SET EXERCISE: Copy all lines below containing "physical".

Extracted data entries
Begin

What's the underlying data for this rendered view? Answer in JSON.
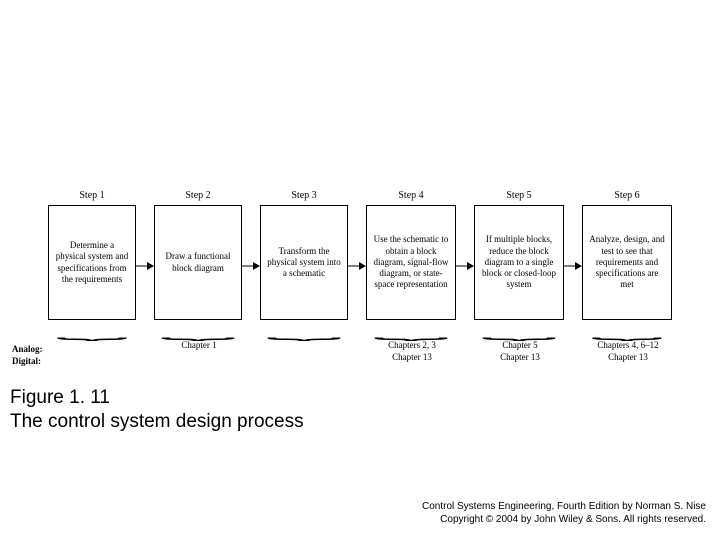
{
  "side": {
    "a": "Analog:",
    "d": "Digital:"
  },
  "steps": [
    {
      "step": "Step 1",
      "text": "Determine a physical system and specifications from the requirements",
      "a": "",
      "d": ""
    },
    {
      "step": "Step 2",
      "text": "Draw a functional block diagram",
      "a": "Chapter 1",
      "d": ""
    },
    {
      "step": "Step 3",
      "text": "Transform the physical system into a schematic",
      "a": "",
      "d": ""
    },
    {
      "step": "Step 4",
      "text": "Use the schematic to obtain a block diagram, signal-flow diagram, or state-space representation",
      "a": "Chapters 2, 3",
      "d": "Chapter 13"
    },
    {
      "step": "Step 5",
      "text": "If multiple blocks, reduce the block diagram to a single block or closed-loop system",
      "a": "Chapter 5",
      "d": "Chapter 13"
    },
    {
      "step": "Step 6",
      "text": "Analyze, design, and test to see that requirements and specifications are met",
      "a": "Chapters 4, 6–12",
      "d": "Chapter 13"
    }
  ],
  "caption": {
    "fig": "Figure 1. 11",
    "title": "The control system design process"
  },
  "credit": {
    "l1": "Control Systems Engineering, Fourth Edition by Norman S. Nise",
    "l2": "Copyright © 2004 by John Wiley & Sons. All rights reserved."
  }
}
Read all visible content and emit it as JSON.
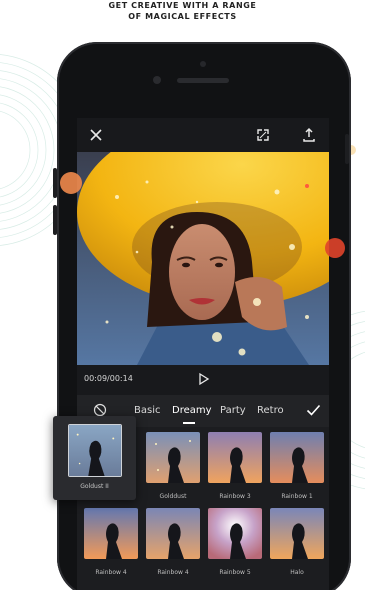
{
  "headline": {
    "line1": "GET CREATIVE WITH A RANGE",
    "line2": "OF MAGICAL EFFECTS"
  },
  "topbar": {
    "icons": [
      "close-icon",
      "fullscreen-icon",
      "share-icon"
    ]
  },
  "player": {
    "timecode": "00:09/00:14",
    "play_icon": "play-icon"
  },
  "filters": {
    "none_icon": "no-filter-icon",
    "tabs": [
      {
        "label": "Basic",
        "active": false
      },
      {
        "label": "Dreamy",
        "active": true
      },
      {
        "label": "Party",
        "active": false
      },
      {
        "label": "Retro",
        "active": false
      }
    ],
    "confirm_icon": "checkmark-icon",
    "selected": {
      "label": "Goldust II"
    },
    "items": [
      {
        "label": "Golddust"
      },
      {
        "label": "Rainbow 3"
      },
      {
        "label": "Rainbow 1"
      },
      {
        "label": "Rainbow 4"
      },
      {
        "label": "Rainbow 4"
      },
      {
        "label": "Rainbow 5"
      },
      {
        "label": "Halo"
      }
    ]
  },
  "colors": {
    "accent_yellow": "#f5c21b",
    "screen_bg": "#18191c",
    "orange_dot": "#f08a4b",
    "red_dot": "#e0442a"
  }
}
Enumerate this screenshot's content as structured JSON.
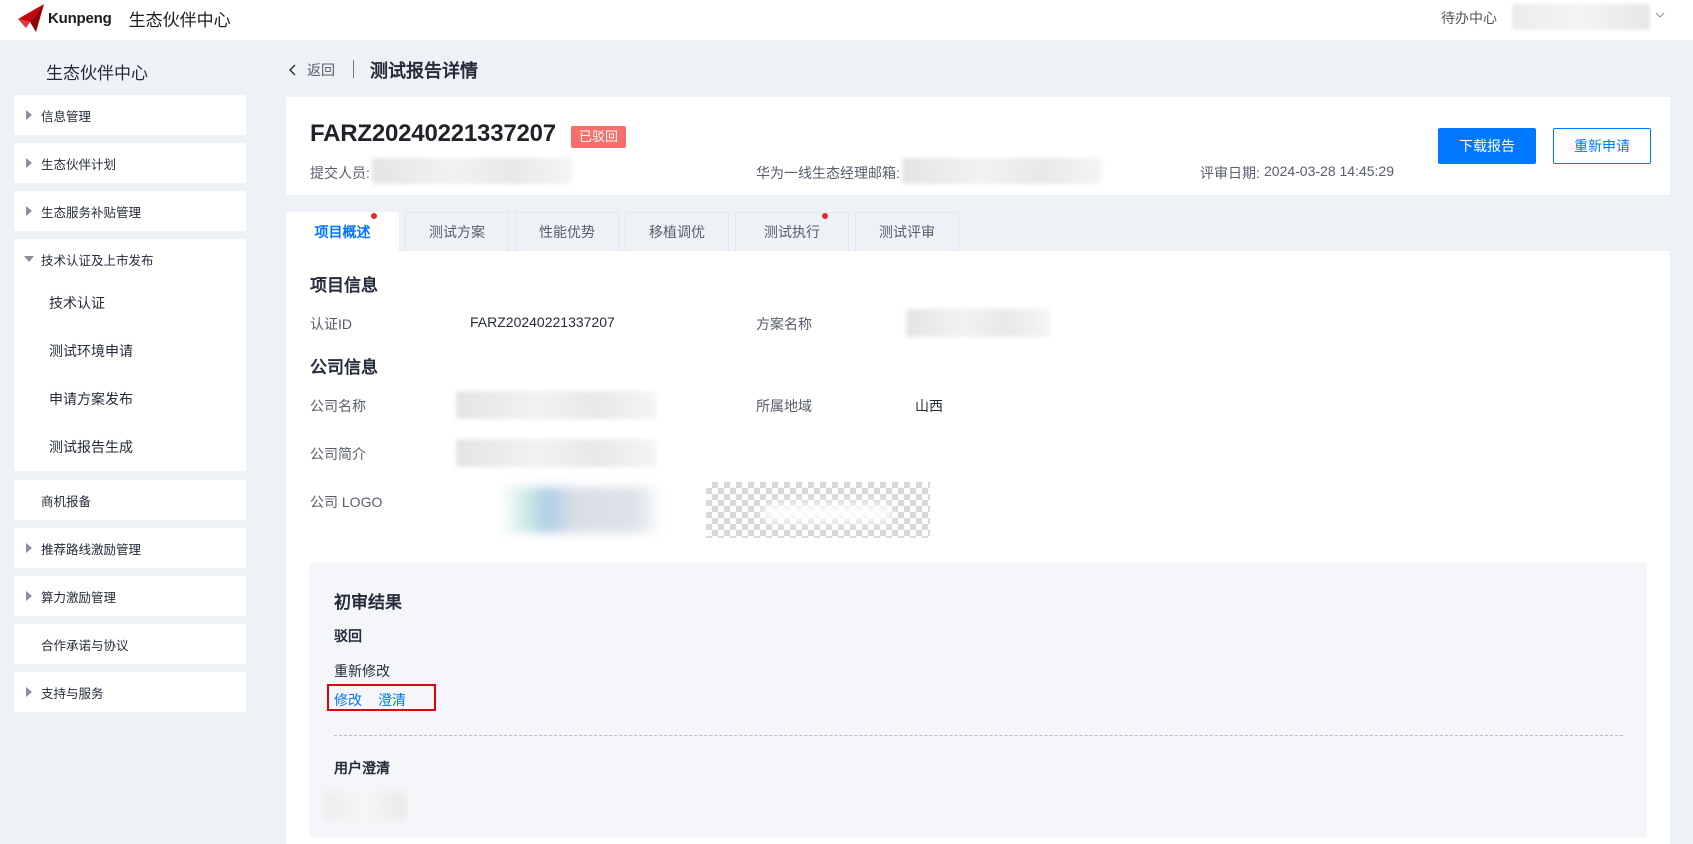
{
  "topbar": {
    "brand": "Kunpeng",
    "app_title": "生态伙伴中心",
    "todo": "待办中心"
  },
  "sidebar": {
    "title": "生态伙伴中心",
    "items": [
      {
        "label": "信息管理"
      },
      {
        "label": "生态伙伴计划"
      },
      {
        "label": "生态服务补贴管理"
      },
      {
        "label": "技术认证及上市发布",
        "children": [
          "技术认证",
          "测试环境申请",
          "申请方案发布",
          "测试报告生成"
        ]
      },
      {
        "label": "商机报备"
      },
      {
        "label": "推荐路线激励管理"
      },
      {
        "label": "算力激励管理"
      },
      {
        "label": "合作承诺与协议"
      },
      {
        "label": "支持与服务"
      }
    ]
  },
  "header": {
    "back": "返回",
    "page_title": "测试报告详情"
  },
  "report": {
    "id": "FARZ20240221337207",
    "status": "已驳回",
    "submitter_label": "提交人员:",
    "manager_email_label": "华为一线生态经理邮箱:",
    "review_date_label": "评审日期:",
    "review_date": "2024-03-28 14:45:29",
    "download_button": "下载报告",
    "reapply_button": "重新申请"
  },
  "tabs": [
    {
      "label": "项目概述",
      "active": true,
      "dot": true
    },
    {
      "label": "测试方案",
      "active": false,
      "dot": false
    },
    {
      "label": "性能优势",
      "active": false,
      "dot": false
    },
    {
      "label": "移植调优",
      "active": false,
      "dot": false
    },
    {
      "label": "测试执行",
      "active": false,
      "dot": true
    },
    {
      "label": "测试评审",
      "active": false,
      "dot": false
    }
  ],
  "project_info": {
    "title": "项目信息",
    "cert_id_label": "认证ID",
    "cert_id": "FARZ20240221337207",
    "solution_name_label": "方案名称"
  },
  "company_info": {
    "title": "公司信息",
    "name_label": "公司名称",
    "region_label": "所属地域",
    "region": "山西",
    "intro_label": "公司简介",
    "logo_label": "公司 LOGO"
  },
  "review": {
    "title": "初审结果",
    "status": "驳回",
    "comment": "重新修改",
    "modify_link": "修改",
    "clarify_link": "澄清",
    "user_clarify_title": "用户澄清"
  },
  "colors": {
    "primary": "#0077ff",
    "rejected_badge": "#f66f6a",
    "highlight_box": "#e0000e",
    "tab_dot": "#e42b2b"
  }
}
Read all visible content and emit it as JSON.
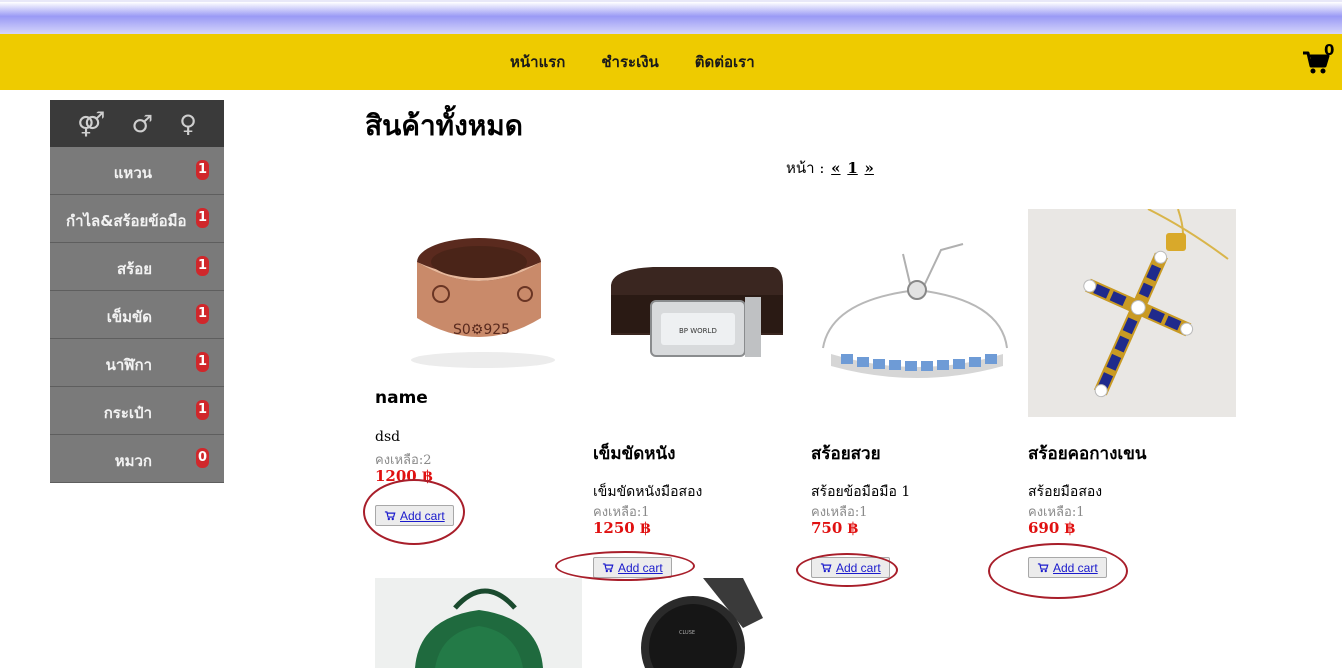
{
  "nav": {
    "links": [
      "หน้าแรก",
      "ชำระเงิน",
      "ติดต่อเรา"
    ],
    "cart_count": "0",
    "cart_icon": "cart-icon",
    "colors": {
      "bar": "#eecb00"
    }
  },
  "sidebar": {
    "genders": [
      "⚤",
      "♂",
      "♀"
    ],
    "categories": [
      {
        "label": "แหวน",
        "count": "1"
      },
      {
        "label": "กำไล&สร้อยข้อมือ",
        "count": "1"
      },
      {
        "label": "สร้อย",
        "count": "1"
      },
      {
        "label": "เข็มขัด",
        "count": "1"
      },
      {
        "label": "นาฬิกา",
        "count": "1"
      },
      {
        "label": "กระเป๋า",
        "count": "1"
      },
      {
        "label": "หมวก",
        "count": "0"
      }
    ]
  },
  "main": {
    "title": "สินค้าทั้งหมด",
    "pager": {
      "label": "หน้า :",
      "prev": "«",
      "current": "1",
      "next": "»"
    }
  },
  "products": [
    {
      "name": "name",
      "desc": "dsd",
      "stock": "คงเหลือ:2",
      "price": "1200 ฿",
      "button": "Add cart"
    },
    {
      "name": "เข็มขัดหนัง",
      "desc": "เข็มขัดหนังมือสอง",
      "stock": "คงเหลือ:1",
      "price": "1250 ฿",
      "button": "Add cart"
    },
    {
      "name": "สร้อยสวย",
      "desc": "สร้อยข้อมือมือ 1",
      "stock": "คงเหลือ:1",
      "price": "750 ฿",
      "button": "Add cart"
    },
    {
      "name": "สร้อยคอกางเขน",
      "desc": "สร้อยมือสอง",
      "stock": "คงเหลือ:1",
      "price": "690 ฿",
      "button": "Add cart"
    }
  ]
}
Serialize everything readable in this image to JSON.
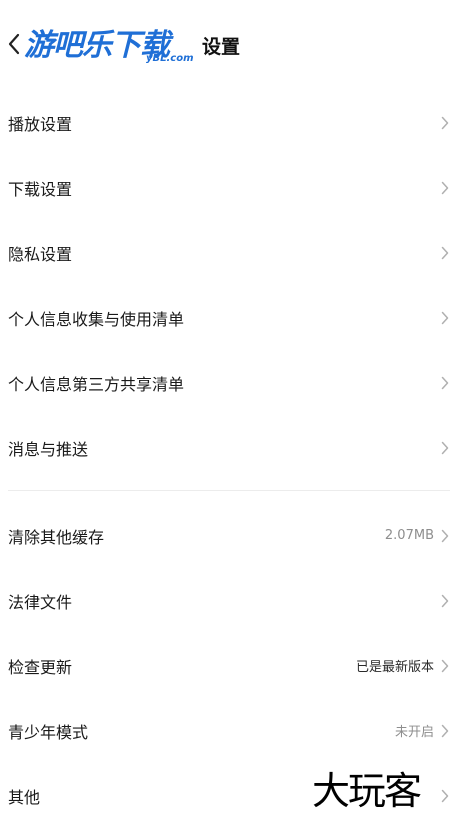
{
  "header": {
    "logo_text": "游吧乐下载",
    "logo_subtext": "yBL.com",
    "title": "设置"
  },
  "group1": [
    {
      "label": "播放设置"
    },
    {
      "label": "下载设置"
    },
    {
      "label": "隐私设置"
    },
    {
      "label": "个人信息收集与使用清单"
    },
    {
      "label": "个人信息第三方共享清单"
    },
    {
      "label": "消息与推送"
    }
  ],
  "group2": [
    {
      "label": "清除其他缓存",
      "value": "2.07MB"
    },
    {
      "label": "法律文件",
      "value": ""
    },
    {
      "label": "检查更新",
      "value": "已是最新版本"
    },
    {
      "label": "青少年模式",
      "value": "未开启"
    },
    {
      "label": "其他",
      "value": ""
    }
  ],
  "watermark": "大玩客",
  "icons": {
    "back": "chevron-left-icon",
    "row": "chevron-right-icon"
  },
  "colors": {
    "logo": "#1f6fd6",
    "text": "#1a1a1a",
    "secondary": "#8e8e8e",
    "chevron": "#b0b0b0",
    "divider": "#ececec"
  }
}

End

THE RESPONSE:
      "text": "Determine a physical system and specifications from the requirements",
      "text": "Transform the physical system into a schematic",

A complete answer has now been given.